Document:
[Begin]
Roger Pretzel’s Haunted Dungeon Week 1: Derek Carr and The Giant Claw

Written by :
Published on : September 14, 2016

 

 

 

Welcome to my new digs blobs and ghouls! While the last NFL season was spent woozily sprawled out on the couch with the room spinning, this year I’ve decided to take refuge in my macabre sanctuary. A place where I can obsess over the week’s best play as well as the week’s weirdest movie in peace. Without the cruel admonishments of so called “tasteful” film critics.

 

Pull up an electric chair, lay back on the rack, and get comfy as I run the tape.

 

Week 1: Derek Carr Strong Run and Vault For First Down

 

 

Now those familiar with the old Pretzel know that I have a certain weakness for the defensive side of the ball. As such, I was hoping to start the season with a big sack, safety, pick, or crucial stop, but after reviewing all the tape I couldn’t get this one out of my head.
[End]
Aim A:
Answer these about the Haunted Dungeon post:
(i) On what date was it published?
(ii) Which side of the ball does the writer admit to having a weakness for?
(iii) What is the heading given to the Week 1 play?
Aim B:
Reproduce the passage of the Haunted Dungeon post starting at "Welcome to my" and ending at "run the tape.", renaming "couch" to "sofa".
The data that follows was taken from a different source.

Supplied information:
[Begin]
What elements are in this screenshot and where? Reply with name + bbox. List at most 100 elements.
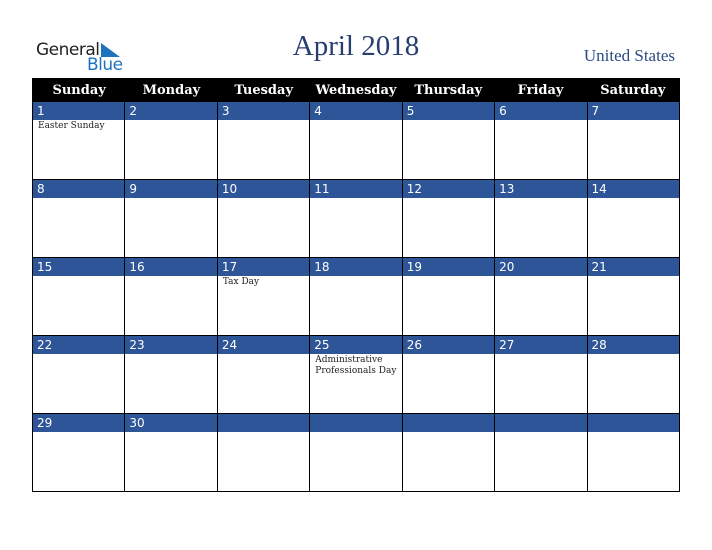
[End]
Full response A:
(i) September 14, 2016
(ii) The defensive side
(iii) Derek Carr Strong Run and Vault For First Down

Full response B:
Welcome to my new digs blobs and ghouls! While the last NFL season was spent woozily sprawled out on the sofa with the room spinning, this year I’ve decided to take refuge in my macabre sanctuary. A place where I can obsess over the week’s best play as well as the week’s weirdest movie in peace. Without the cruel admonishments of so called “tasteful” film critics.

 

Pull up an electric chair, lay back on the rack, and get comfy as I run the tape.